(Figure data in JSON)

※ ※ ※

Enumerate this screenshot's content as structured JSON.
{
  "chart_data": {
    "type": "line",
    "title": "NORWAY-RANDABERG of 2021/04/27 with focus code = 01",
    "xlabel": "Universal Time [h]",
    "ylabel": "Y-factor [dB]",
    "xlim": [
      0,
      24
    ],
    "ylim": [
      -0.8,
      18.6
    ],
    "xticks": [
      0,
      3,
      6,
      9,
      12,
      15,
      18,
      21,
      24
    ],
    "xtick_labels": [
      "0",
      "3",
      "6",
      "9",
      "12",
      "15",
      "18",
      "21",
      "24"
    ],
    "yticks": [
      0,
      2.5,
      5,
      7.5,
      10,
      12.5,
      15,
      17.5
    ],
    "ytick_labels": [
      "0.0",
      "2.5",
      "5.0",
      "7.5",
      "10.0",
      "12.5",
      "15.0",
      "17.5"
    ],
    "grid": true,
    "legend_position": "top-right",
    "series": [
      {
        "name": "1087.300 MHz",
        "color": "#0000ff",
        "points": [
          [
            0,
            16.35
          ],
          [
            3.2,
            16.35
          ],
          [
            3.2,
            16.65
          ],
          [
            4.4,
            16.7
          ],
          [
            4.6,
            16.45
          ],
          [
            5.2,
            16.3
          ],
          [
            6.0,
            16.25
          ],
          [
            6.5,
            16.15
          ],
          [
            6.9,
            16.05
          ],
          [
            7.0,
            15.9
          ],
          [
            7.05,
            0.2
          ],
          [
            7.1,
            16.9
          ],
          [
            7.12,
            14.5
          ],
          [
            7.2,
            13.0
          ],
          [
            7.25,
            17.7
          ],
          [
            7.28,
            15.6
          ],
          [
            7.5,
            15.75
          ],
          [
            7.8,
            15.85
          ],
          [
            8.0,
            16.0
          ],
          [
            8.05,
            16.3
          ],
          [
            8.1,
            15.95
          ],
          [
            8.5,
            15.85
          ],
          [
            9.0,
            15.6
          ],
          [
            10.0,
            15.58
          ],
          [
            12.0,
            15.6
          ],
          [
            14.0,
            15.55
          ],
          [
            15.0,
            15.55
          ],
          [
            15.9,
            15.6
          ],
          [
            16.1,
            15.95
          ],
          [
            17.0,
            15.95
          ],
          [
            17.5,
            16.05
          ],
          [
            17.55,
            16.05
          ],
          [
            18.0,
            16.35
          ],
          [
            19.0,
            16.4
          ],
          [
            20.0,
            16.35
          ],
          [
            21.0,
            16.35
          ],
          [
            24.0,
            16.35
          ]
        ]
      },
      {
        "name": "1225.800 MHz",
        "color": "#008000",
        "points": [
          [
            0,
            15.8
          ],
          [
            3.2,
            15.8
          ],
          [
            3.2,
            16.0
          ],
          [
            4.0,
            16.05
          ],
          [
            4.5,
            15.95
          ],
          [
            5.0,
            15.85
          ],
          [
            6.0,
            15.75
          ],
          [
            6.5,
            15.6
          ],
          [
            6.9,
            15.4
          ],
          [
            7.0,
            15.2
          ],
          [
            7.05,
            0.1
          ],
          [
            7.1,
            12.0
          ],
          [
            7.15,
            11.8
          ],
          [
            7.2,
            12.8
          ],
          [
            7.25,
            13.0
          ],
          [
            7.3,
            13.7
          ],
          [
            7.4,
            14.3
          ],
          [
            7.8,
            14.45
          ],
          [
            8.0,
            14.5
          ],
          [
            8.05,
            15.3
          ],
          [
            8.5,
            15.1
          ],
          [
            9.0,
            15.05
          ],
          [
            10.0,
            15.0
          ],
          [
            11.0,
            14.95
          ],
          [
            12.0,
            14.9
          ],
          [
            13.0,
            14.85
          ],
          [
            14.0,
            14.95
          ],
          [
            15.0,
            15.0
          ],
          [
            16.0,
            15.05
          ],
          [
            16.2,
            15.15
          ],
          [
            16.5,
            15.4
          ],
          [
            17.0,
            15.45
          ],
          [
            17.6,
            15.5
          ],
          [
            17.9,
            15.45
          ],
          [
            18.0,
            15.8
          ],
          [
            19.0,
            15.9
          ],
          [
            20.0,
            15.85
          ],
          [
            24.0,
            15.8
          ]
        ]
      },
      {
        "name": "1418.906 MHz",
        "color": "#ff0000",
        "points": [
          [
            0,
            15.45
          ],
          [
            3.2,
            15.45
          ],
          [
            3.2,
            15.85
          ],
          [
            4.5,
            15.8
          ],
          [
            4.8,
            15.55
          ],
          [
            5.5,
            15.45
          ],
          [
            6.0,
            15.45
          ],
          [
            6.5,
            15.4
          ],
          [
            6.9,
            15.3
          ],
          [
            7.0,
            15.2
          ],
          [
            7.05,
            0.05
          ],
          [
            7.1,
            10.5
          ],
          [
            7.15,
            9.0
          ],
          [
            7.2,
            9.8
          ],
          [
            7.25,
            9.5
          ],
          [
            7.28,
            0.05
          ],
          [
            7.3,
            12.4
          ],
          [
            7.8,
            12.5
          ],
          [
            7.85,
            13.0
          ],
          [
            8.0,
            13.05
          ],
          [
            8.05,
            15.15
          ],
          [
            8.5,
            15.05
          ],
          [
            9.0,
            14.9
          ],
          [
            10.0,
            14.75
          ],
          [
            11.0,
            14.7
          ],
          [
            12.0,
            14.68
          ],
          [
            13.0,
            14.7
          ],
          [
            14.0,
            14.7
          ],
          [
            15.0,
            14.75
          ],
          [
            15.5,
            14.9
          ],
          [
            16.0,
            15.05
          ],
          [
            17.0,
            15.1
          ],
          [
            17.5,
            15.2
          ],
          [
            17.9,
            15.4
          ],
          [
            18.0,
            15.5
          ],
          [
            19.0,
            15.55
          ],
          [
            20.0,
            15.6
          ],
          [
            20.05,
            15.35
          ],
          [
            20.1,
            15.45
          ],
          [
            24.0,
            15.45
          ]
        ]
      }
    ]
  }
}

※ ※ ※

# SHORT PROBLEM:
Extract every line of the records above that contains the word "color".

# OUTPUT OF THE TASK:
        "color": "#0000ff",
        "color": "#008000",
        "color": "#ff0000",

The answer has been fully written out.